** Begin **
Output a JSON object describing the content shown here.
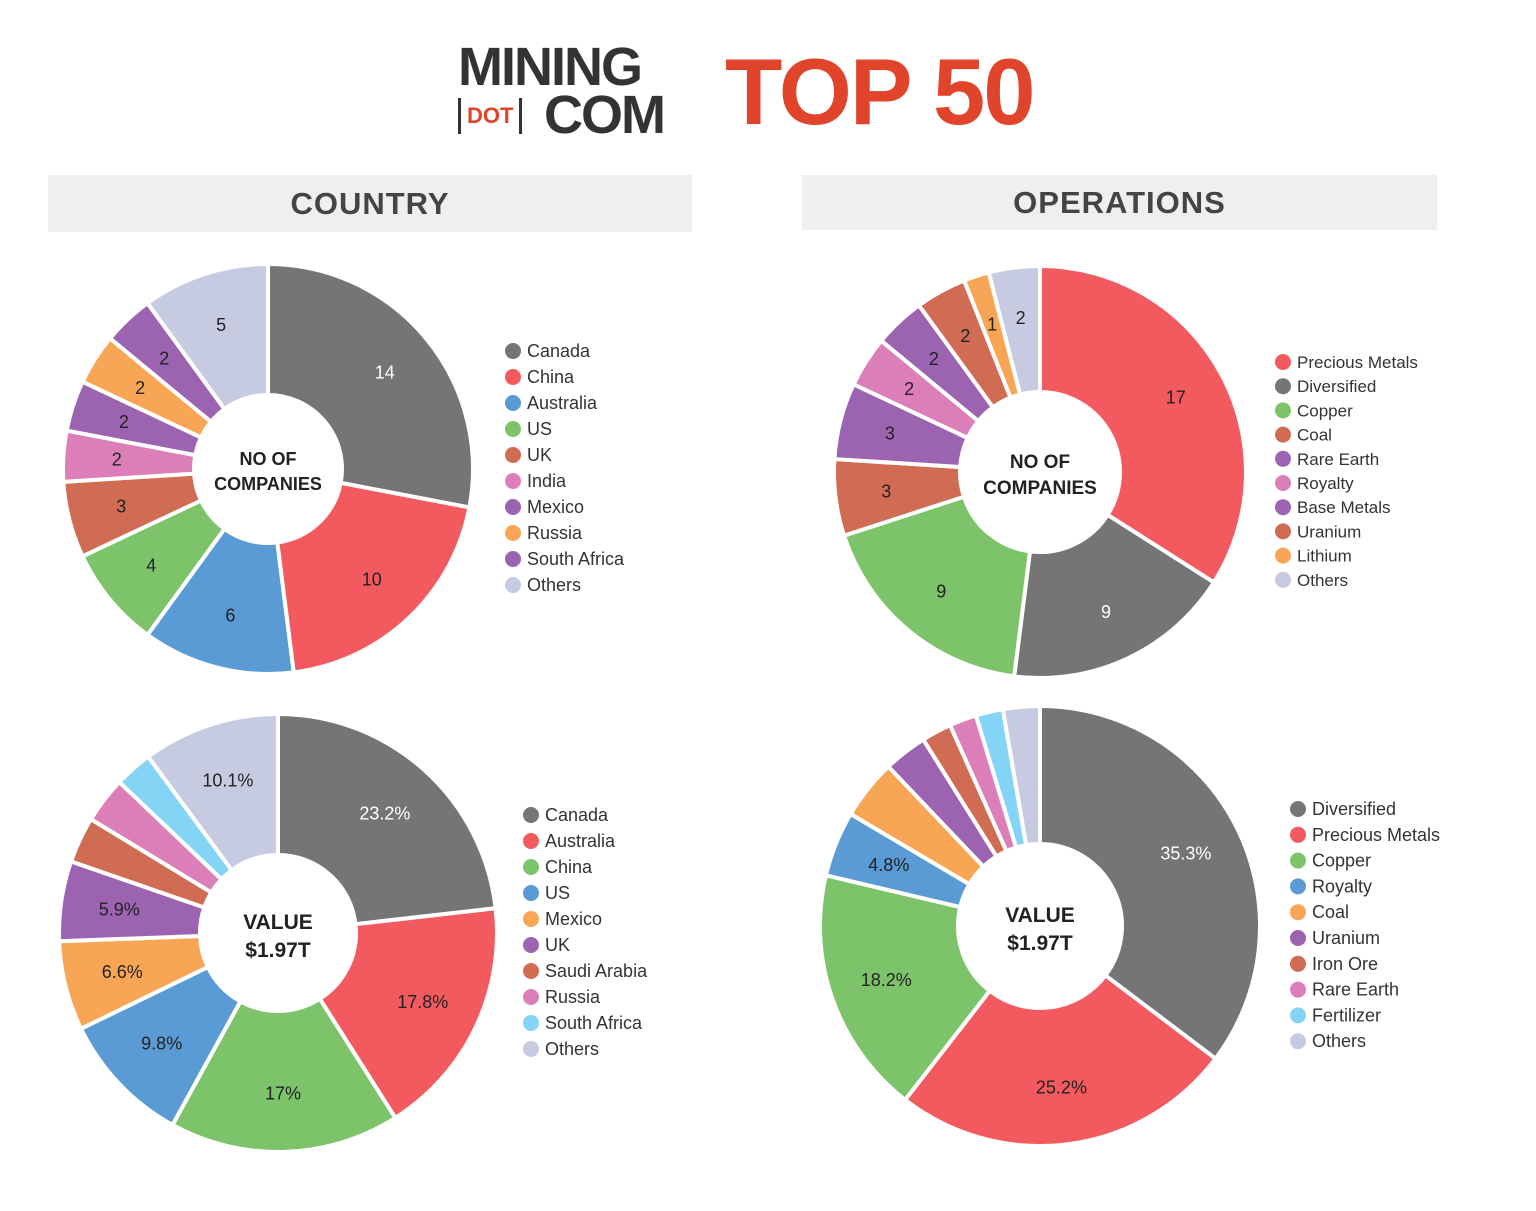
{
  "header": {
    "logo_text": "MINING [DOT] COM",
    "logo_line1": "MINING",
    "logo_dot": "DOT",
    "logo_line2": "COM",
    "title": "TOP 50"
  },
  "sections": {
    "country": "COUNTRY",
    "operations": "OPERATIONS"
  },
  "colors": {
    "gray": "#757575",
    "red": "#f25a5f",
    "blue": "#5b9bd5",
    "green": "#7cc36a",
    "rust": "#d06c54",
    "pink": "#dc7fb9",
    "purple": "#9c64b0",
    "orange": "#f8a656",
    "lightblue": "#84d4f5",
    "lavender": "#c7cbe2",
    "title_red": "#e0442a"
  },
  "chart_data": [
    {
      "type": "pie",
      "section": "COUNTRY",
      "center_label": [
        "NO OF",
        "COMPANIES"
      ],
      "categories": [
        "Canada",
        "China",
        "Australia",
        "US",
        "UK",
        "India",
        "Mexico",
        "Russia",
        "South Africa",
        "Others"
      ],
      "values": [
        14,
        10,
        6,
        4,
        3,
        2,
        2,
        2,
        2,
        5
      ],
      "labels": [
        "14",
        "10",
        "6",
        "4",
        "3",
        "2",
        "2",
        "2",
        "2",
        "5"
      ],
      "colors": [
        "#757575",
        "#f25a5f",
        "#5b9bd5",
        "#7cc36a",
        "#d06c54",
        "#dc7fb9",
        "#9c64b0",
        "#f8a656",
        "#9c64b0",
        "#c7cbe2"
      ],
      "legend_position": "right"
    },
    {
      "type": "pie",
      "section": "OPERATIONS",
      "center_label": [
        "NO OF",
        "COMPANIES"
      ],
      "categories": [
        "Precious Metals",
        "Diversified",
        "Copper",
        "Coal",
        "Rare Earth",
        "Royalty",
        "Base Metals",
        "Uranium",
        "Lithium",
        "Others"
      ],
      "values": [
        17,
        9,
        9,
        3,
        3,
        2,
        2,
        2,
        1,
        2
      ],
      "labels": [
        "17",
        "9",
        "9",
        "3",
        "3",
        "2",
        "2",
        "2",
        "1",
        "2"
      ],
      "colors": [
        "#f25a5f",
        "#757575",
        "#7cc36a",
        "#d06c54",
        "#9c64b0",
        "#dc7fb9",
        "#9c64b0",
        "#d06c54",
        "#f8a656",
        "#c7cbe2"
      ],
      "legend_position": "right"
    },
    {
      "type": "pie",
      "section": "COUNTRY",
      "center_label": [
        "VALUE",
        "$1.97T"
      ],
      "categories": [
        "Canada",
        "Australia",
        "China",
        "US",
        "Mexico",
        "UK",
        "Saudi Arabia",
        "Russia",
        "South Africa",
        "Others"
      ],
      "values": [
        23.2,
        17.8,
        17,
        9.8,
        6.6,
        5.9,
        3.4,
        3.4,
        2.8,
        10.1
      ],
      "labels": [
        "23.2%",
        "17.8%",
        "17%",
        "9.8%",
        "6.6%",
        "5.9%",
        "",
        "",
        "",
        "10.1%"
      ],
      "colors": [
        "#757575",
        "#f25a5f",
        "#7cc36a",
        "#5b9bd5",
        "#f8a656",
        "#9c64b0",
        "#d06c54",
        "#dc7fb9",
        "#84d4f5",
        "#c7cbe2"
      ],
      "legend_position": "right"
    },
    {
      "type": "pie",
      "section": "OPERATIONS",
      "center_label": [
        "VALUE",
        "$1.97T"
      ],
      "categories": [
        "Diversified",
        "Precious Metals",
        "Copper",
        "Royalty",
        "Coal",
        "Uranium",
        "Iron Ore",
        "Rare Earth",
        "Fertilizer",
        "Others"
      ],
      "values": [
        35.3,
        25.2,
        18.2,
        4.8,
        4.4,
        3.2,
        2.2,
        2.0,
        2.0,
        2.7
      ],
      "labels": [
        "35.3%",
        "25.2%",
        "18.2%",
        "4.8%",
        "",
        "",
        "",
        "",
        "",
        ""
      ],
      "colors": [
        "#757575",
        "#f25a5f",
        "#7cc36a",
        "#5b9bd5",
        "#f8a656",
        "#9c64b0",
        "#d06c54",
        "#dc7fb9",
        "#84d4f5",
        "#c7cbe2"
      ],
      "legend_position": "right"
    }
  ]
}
** End **
◆ TASK TO COMPLETE
Exclude the pictures and transcribe all of the entries exactly.

◆ OUTPUT FOR THIS EXERCISE
Output a JSON object describing the content shown here.
{
  "header": {
    "logo_text": "MINING [DOT] COM",
    "logo_line1": "MINING",
    "logo_dot": "DOT",
    "logo_line2": "COM",
    "title": "TOP 50"
  },
  "sections": {
    "country": "COUNTRY",
    "operations": "OPERATIONS"
  },
  "colors": {
    "gray": "#757575",
    "red": "#f25a5f",
    "blue": "#5b9bd5",
    "green": "#7cc36a",
    "rust": "#d06c54",
    "pink": "#dc7fb9",
    "purple": "#9c64b0",
    "orange": "#f8a656",
    "lightblue": "#84d4f5",
    "lavender": "#c7cbe2",
    "title_red": "#e0442a"
  },
  "chart_data": [
    {
      "type": "pie",
      "section": "COUNTRY",
      "center_label": [
        "NO OF",
        "COMPANIES"
      ],
      "categories": [
        "Canada",
        "China",
        "Australia",
        "US",
        "UK",
        "India",
        "Mexico",
        "Russia",
        "South Africa",
        "Others"
      ],
      "values": [
        14,
        10,
        6,
        4,
        3,
        2,
        2,
        2,
        2,
        5
      ],
      "labels": [
        "14",
        "10",
        "6",
        "4",
        "3",
        "2",
        "2",
        "2",
        "2",
        "5"
      ],
      "colors": [
        "#757575",
        "#f25a5f",
        "#5b9bd5",
        "#7cc36a",
        "#d06c54",
        "#dc7fb9",
        "#9c64b0",
        "#f8a656",
        "#9c64b0",
        "#c7cbe2"
      ],
      "legend_position": "right"
    },
    {
      "type": "pie",
      "section": "OPERATIONS",
      "center_label": [
        "NO OF",
        "COMPANIES"
      ],
      "categories": [
        "Precious Metals",
        "Diversified",
        "Copper",
        "Coal",
        "Rare Earth",
        "Royalty",
        "Base Metals",
        "Uranium",
        "Lithium",
        "Others"
      ],
      "values": [
        17,
        9,
        9,
        3,
        3,
        2,
        2,
        2,
        1,
        2
      ],
      "labels": [
        "17",
        "9",
        "9",
        "3",
        "3",
        "2",
        "2",
        "2",
        "1",
        "2"
      ],
      "colors": [
        "#f25a5f",
        "#757575",
        "#7cc36a",
        "#d06c54",
        "#9c64b0",
        "#dc7fb9",
        "#9c64b0",
        "#d06c54",
        "#f8a656",
        "#c7cbe2"
      ],
      "legend_position": "right"
    },
    {
      "type": "pie",
      "section": "COUNTRY",
      "center_label": [
        "VALUE",
        "$1.97T"
      ],
      "categories": [
        "Canada",
        "Australia",
        "China",
        "US",
        "Mexico",
        "UK",
        "Saudi Arabia",
        "Russia",
        "South Africa",
        "Others"
      ],
      "values": [
        23.2,
        17.8,
        17,
        9.8,
        6.6,
        5.9,
        3.4,
        3.4,
        2.8,
        10.1
      ],
      "labels": [
        "23.2%",
        "17.8%",
        "17%",
        "9.8%",
        "6.6%",
        "5.9%",
        "",
        "",
        "",
        "10.1%"
      ],
      "colors": [
        "#757575",
        "#f25a5f",
        "#7cc36a",
        "#5b9bd5",
        "#f8a656",
        "#9c64b0",
        "#d06c54",
        "#dc7fb9",
        "#84d4f5",
        "#c7cbe2"
      ],
      "legend_position": "right"
    },
    {
      "type": "pie",
      "section": "OPERATIONS",
      "center_label": [
        "VALUE",
        "$1.97T"
      ],
      "categories": [
        "Diversified",
        "Precious Metals",
        "Copper",
        "Royalty",
        "Coal",
        "Uranium",
        "Iron Ore",
        "Rare Earth",
        "Fertilizer",
        "Others"
      ],
      "values": [
        35.3,
        25.2,
        18.2,
        4.8,
        4.4,
        3.2,
        2.2,
        2.0,
        2.0,
        2.7
      ],
      "labels": [
        "35.3%",
        "25.2%",
        "18.2%",
        "4.8%",
        "",
        "",
        "",
        "",
        "",
        ""
      ],
      "colors": [
        "#757575",
        "#f25a5f",
        "#7cc36a",
        "#5b9bd5",
        "#f8a656",
        "#9c64b0",
        "#d06c54",
        "#dc7fb9",
        "#84d4f5",
        "#c7cbe2"
      ],
      "legend_position": "right"
    }
  ]
}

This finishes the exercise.